[Start of Supplied data]
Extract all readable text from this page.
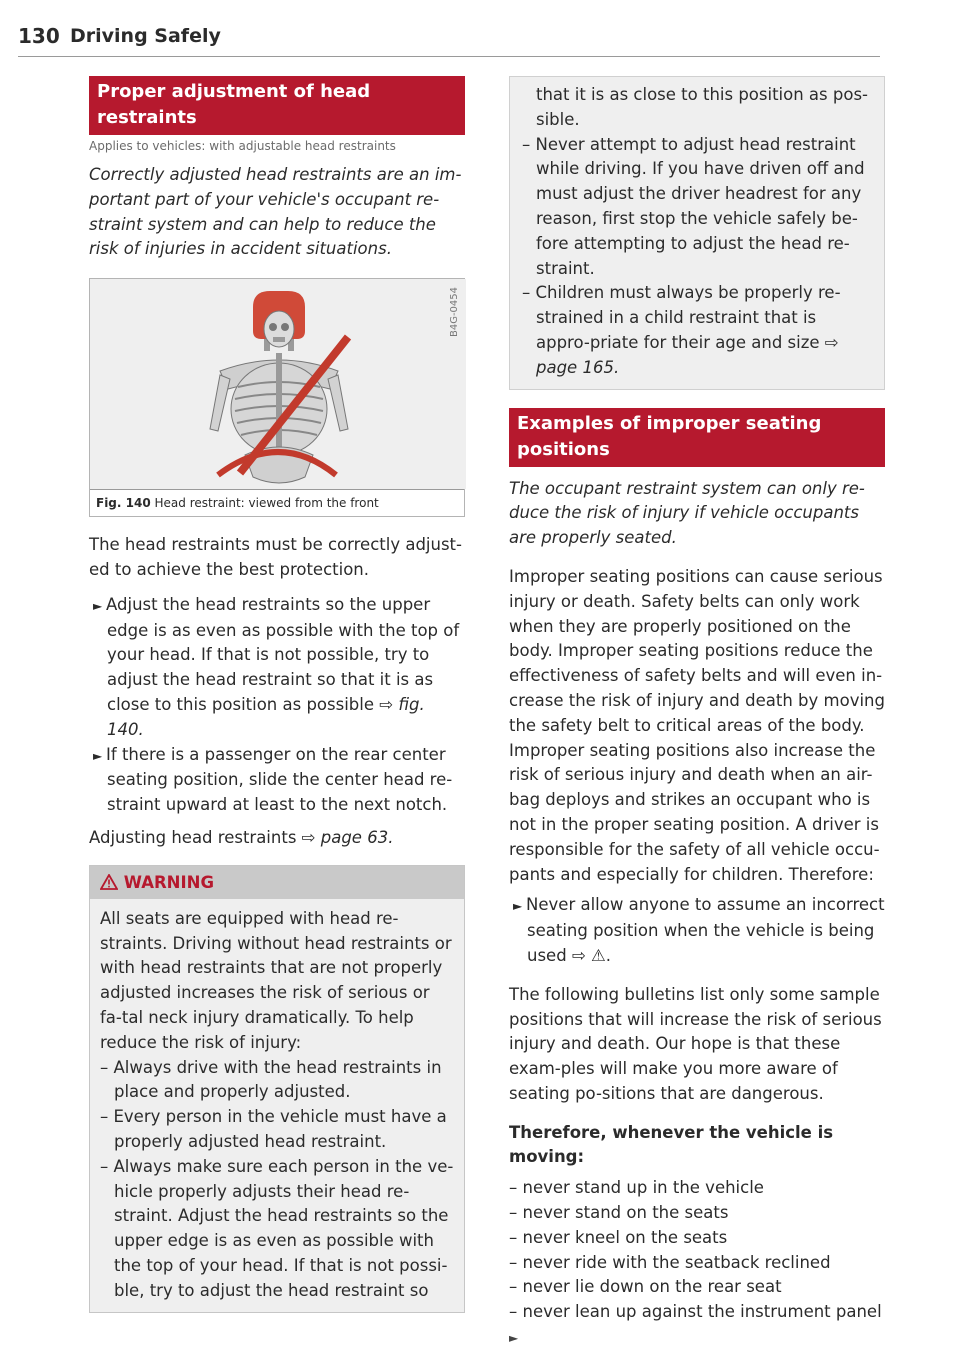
130 Driving Safely
Proper adjustment of head restraints
Applies to vehicles: with adjustable head restraints

Correctly adjusted head restraints are an im-portant part of your vehicle's occupant re-straint system and can help to reduce the risk of injuries in accident situations.

B4G-0454
Fig. 140 Head restraint: viewed from the front

The head restraints must be correctly adjust-ed to achieve the best protection.

► Adjust the head restraints so the upper edge is as even as possible with the top of your head. If that is not possible, try to adjust the head restraint so that it is as close to this position as possible ⇨ fig. 140.

► If there is a passenger on the rear center seating position, slide the center head re-straint upward at least to the next notch.

Adjusting head restraints ⇨ page 63.

WARNING

All seats are equipped with head re-straints. Driving without head restraints or with head restraints that are not properly adjusted increases the risk of serious or fa-tal neck injury dramatically. To help reduce the risk of injury:

– Always drive with the head restraints in place and properly adjusted.

– Every person in the vehicle must have a properly adjusted head restraint.

– Always make sure each person in the ve-hicle properly adjusts their head re-straint. Adjust the head restraints so the upper edge is as even as possible with the top of your head. If that is not possi-ble, try to adjust the head restraint so

that it is as close to this position as pos-sible.

– Never attempt to adjust head restraint while driving. If you have driven off and must adjust the driver headrest for any reason, first stop the vehicle safely be-fore attempting to adjust the head re-straint.

– Children must always be properly re-strained in a child restraint that is appro-priate for their age and size ⇨ page 165.

Examples of improper seating positions

The occupant restraint system can only re-duce the risk of injury if vehicle occupants are properly seated.

Improper seating positions can cause serious injury or death. Safety belts can only work when they are properly positioned on the body. Improper seating positions reduce the effectiveness of safety belts and will even in-crease the risk of injury and death by moving the safety belt to critical areas of the body. Improper seating positions also increase the risk of serious injury and death when an air-bag deploys and strikes an occupant who is not in the proper seating position. A driver is responsible for the safety of all vehicle occu-pants and especially for children. Therefore:

► Never allow anyone to assume an incorrect seating position when the vehicle is being used ⇨ ⚠.

The following bulletins list only some sample positions that will increase the risk of serious injury and death. Our hope is that these exam-ples will make you more aware of seating po-sitions that are dangerous.

Therefore, whenever the vehicle is moving:

– never stand up in the vehicle

– never stand on the seats

– never kneel on the seats

– never ride with the seatback reclined

– never lie down on the rear seat

– never lean up against the instrument panel ►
[End of Supplied data]
| What the task requires |
Report every line in the data above in which the word "have" appears.

| The output |
– Every person in the vehicle must have a properly adjusted head restraint.
– Never attempt to adjust head restraint while driving. If you have driven off and must adjust the driver headrest for any reason, first stop the vehicle safely be-fore attempting to adjust the head re-straint.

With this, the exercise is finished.